WRITTEN TASK:
Every record here should be printed again exactly.

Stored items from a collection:

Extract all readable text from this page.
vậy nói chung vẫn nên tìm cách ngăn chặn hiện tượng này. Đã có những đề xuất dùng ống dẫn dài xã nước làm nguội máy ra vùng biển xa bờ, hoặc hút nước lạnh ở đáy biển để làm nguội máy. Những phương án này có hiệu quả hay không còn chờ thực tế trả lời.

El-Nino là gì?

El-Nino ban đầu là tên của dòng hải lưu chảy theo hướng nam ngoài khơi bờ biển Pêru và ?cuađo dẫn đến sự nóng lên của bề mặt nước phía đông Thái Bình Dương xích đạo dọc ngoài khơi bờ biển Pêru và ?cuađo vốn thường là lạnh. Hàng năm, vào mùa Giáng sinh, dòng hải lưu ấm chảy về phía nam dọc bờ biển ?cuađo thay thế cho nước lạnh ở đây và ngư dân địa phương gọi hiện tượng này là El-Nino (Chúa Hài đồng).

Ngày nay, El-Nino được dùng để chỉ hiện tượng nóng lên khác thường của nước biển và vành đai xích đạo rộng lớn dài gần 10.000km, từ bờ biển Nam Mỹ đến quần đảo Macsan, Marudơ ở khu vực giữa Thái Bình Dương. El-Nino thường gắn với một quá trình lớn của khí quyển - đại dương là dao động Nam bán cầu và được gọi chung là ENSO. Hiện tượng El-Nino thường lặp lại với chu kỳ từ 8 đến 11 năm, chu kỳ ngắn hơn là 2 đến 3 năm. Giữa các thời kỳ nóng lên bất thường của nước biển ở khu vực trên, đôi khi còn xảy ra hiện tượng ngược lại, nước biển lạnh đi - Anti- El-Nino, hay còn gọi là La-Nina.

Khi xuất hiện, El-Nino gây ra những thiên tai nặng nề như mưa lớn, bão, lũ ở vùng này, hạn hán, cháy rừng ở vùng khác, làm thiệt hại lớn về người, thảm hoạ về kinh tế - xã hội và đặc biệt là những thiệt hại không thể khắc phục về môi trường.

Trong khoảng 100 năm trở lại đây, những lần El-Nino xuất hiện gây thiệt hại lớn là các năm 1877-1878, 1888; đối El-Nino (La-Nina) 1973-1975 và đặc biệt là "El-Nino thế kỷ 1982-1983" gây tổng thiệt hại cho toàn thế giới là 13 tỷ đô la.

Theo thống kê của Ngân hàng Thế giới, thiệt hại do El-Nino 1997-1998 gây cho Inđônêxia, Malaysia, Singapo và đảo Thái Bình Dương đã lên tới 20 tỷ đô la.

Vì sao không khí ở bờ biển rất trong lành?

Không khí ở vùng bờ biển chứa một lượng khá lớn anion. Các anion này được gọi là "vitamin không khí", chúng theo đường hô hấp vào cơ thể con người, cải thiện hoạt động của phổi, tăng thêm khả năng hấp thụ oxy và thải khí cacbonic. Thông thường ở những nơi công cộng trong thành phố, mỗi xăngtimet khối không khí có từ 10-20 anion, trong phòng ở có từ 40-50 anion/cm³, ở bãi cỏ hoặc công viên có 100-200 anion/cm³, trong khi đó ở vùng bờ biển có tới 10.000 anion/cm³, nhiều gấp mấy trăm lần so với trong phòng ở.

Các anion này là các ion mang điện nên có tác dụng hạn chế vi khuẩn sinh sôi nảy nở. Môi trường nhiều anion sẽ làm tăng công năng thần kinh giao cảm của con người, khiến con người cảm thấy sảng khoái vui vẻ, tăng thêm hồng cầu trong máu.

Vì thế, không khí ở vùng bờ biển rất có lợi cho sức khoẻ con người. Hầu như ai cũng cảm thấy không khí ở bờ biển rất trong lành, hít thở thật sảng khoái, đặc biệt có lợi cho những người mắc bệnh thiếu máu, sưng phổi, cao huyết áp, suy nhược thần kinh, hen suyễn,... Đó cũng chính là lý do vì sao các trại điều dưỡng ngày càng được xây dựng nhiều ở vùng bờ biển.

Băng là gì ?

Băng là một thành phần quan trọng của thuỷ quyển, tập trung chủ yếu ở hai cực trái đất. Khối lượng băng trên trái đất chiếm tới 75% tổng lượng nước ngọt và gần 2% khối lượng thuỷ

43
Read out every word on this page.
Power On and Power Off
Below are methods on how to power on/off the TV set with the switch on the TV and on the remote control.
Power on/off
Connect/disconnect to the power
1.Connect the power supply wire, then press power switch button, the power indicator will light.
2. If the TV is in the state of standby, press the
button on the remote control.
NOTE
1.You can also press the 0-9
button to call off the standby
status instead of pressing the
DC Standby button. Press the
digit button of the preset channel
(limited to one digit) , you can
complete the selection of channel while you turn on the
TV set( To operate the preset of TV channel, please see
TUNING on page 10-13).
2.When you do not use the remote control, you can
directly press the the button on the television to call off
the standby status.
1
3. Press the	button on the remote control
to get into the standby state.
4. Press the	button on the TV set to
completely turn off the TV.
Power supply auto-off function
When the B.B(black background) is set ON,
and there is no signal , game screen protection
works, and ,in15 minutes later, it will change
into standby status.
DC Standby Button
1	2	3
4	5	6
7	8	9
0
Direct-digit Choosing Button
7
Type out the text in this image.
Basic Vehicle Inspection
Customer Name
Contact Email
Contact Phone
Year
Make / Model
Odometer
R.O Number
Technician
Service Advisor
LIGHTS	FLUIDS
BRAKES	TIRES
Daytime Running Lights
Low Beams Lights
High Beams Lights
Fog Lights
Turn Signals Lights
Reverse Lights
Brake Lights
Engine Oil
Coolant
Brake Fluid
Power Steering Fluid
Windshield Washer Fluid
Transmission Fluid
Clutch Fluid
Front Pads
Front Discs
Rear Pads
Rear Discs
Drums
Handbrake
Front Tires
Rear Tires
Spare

ANSWER TO THIS EXERCISE:
Extract all readable text from this page.
vậy nói chung vẫn nên tìm cách ngăn chặn hiện tượng này. Đã có những đề xuất dùng ống dẫn dài xã nước làm nguội máy ra vùng biển xa bờ, hoặc hút nước lạnh ở đáy biển để làm nguội máy. Những phương án này có hiệu quả hay không còn chờ thực tế trả lời.

El-Nino là gì?

El-Nino ban đầu là tên của dòng hải lưu chảy theo hướng nam ngoài khơi bờ biển Pêru và ?cuađo dẫn đến sự nóng lên của bề mặt nước phía đông Thái Bình Dương xích đạo dọc ngoài khơi bờ biển Pêru và ?cuađo vốn thường là lạnh. Hàng năm, vào mùa Giáng sinh, dòng hải lưu ấm chảy về phía nam dọc bờ biển ?cuađo thay thế cho nước lạnh ở đây và ngư dân địa phương gọi hiện tượng này là El-Nino (Chúa Hài đồng).

Ngày nay, El-Nino được dùng để chỉ hiện tượng nóng lên khác thường của nước biển và vành đai xích đạo rộng lớn dài gần 10.000km, từ bờ biển Nam Mỹ đến quần đảo Macsan, Marudơ ở khu vực giữa Thái Bình Dương. El-Nino thường gắn với một quá trình lớn của khí quyển - đại dương là dao động Nam bán cầu và được gọi chung là ENSO. Hiện tượng El-Nino thường lặp lại với chu kỳ từ 8 đến 11 năm, chu kỳ ngắn hơn là 2 đến 3 năm. Giữa các thời kỳ nóng lên bất thường của nước biển ở khu vực trên, đôi khi còn xảy ra hiện tượng ngược lại, nước biển lạnh đi - Anti- El-Nino, hay còn gọi là La-Nina.

Khi xuất hiện, El-Nino gây ra những thiên tai nặng nề như mưa lớn, bão, lũ ở vùng này, hạn hán, cháy rừng ở vùng khác, làm thiệt hại lớn về người, thảm hoạ về kinh tế - xã hội và đặc biệt là những thiệt hại không thể khắc phục về môi trường.

Trong khoảng 100 năm trở lại đây, những lần El-Nino xuất hiện gây thiệt hại lớn là các năm 1877-1878, 1888; đối El-Nino (La-Nina) 1973-1975 và đặc biệt là "El-Nino thế kỷ 1982-1983" gây tổng thiệt hại cho toàn thế giới là 13 tỷ đô la.

Theo thống kê của Ngân hàng Thế giới, thiệt hại do El-Nino 1997-1998 gây cho Inđônêxia, Malaysia, Singapo và đảo Thái Bình Dương đã lên tới 20 tỷ đô la.

Vì sao không khí ở bờ biển rất trong lành?

Không khí ở vùng bờ biển chứa một lượng khá lớn anion. Các anion này được gọi là "vitamin không khí", chúng theo đường hô hấp vào cơ thể con người, cải thiện hoạt động của phổi, tăng thêm khả năng hấp thụ oxy và thải khí cacbonic. Thông thường ở những nơi công cộng trong thành phố, mỗi xăngtimet khối không khí có từ 10-20 anion, trong phòng ở có từ 40-50 anion/cm³, ở bãi cỏ hoặc công viên có 100-200 anion/cm³, trong khi đó ở vùng bờ biển có tới 10.000 anion/cm³, nhiều gấp mấy trăm lần so với trong phòng ở.

Các anion này là các ion mang điện nên có tác dụng hạn chế vi khuẩn sinh sôi nảy nở. Môi trường nhiều anion sẽ làm tăng công năng thần kinh giao cảm của con người, khiến con người cảm thấy sảng khoái vui vẻ, tăng thêm hồng cầu trong máu.

Vì thế, không khí ở vùng bờ biển rất có lợi cho sức khoẻ con người. Hầu như ai cũng cảm thấy không khí ở bờ biển rất trong lành, hít thở thật sảng khoái, đặc biệt có lợi cho những người mắc bệnh thiếu máu, sưng phổi, cao huyết áp, suy nhược thần kinh, hen suyễn,... Đó cũng chính là lý do vì sao các trại điều dưỡng ngày càng được xây dựng nhiều ở vùng bờ biển.

Băng là gì ?

Băng là một thành phần quan trọng của thuỷ quyển, tập trung chủ yếu ở hai cực trái đất. Khối lượng băng trên trái đất chiếm tới 75% tổng lượng nước ngọt và gần 2% khối lượng thuỷ

43
Read out every word on this page.
Power On and Power Off
Below are methods on how to power on/off the TV set with the switch on the TV and on the remote control.
Power on/off
Connect/disconnect to the power
1.Connect the power supply wire, then press power switch button, the power indicator will light.
2. If the TV is in the state of standby, press the
button on the remote control.
NOTE
1.You can also press the 0-9
button to call off the standby
status instead of pressing the
DC Standby button. Press the
digit button of the preset channel
(limited to one digit) , you can
complete the selection of channel while you turn on the
TV set( To operate the preset of TV channel, please see
TUNING on page 10-13).
2.When you do not use the remote control, you can
directly press the the button on the television to call off
the standby status.
1
3. Press the	button on the remote control
to get into the standby state.
4. Press the	button on the TV set to
completely turn off the TV.
Power supply auto-off function
When the B.B(black background) is set ON,
and there is no signal , game screen protection
works, and ,in15 minutes later, it will change
into standby status.
DC Standby Button
1	2	3
4	5	6
7	8	9
0
Direct-digit Choosing Button
7
Type out the text in this image.
Basic Vehicle Inspection
Customer Name
Contact Email
Contact Phone
Year
Make / Model
Odometer
R.O Number
Technician
Service Advisor
LIGHTS	FLUIDS
BRAKES	TIRES
Daytime Running Lights
Low Beams Lights
High Beams Lights
Fog Lights
Turn Signals Lights
Reverse Lights
Brake Lights
Engine Oil
Coolant
Brake Fluid
Power Steering Fluid
Windshield Washer Fluid
Transmission Fluid
Clutch Fluid
Front Pads
Front Discs
Rear Pads
Rear Discs
Drums
Handbrake
Front Tires
Rear Tires
Spare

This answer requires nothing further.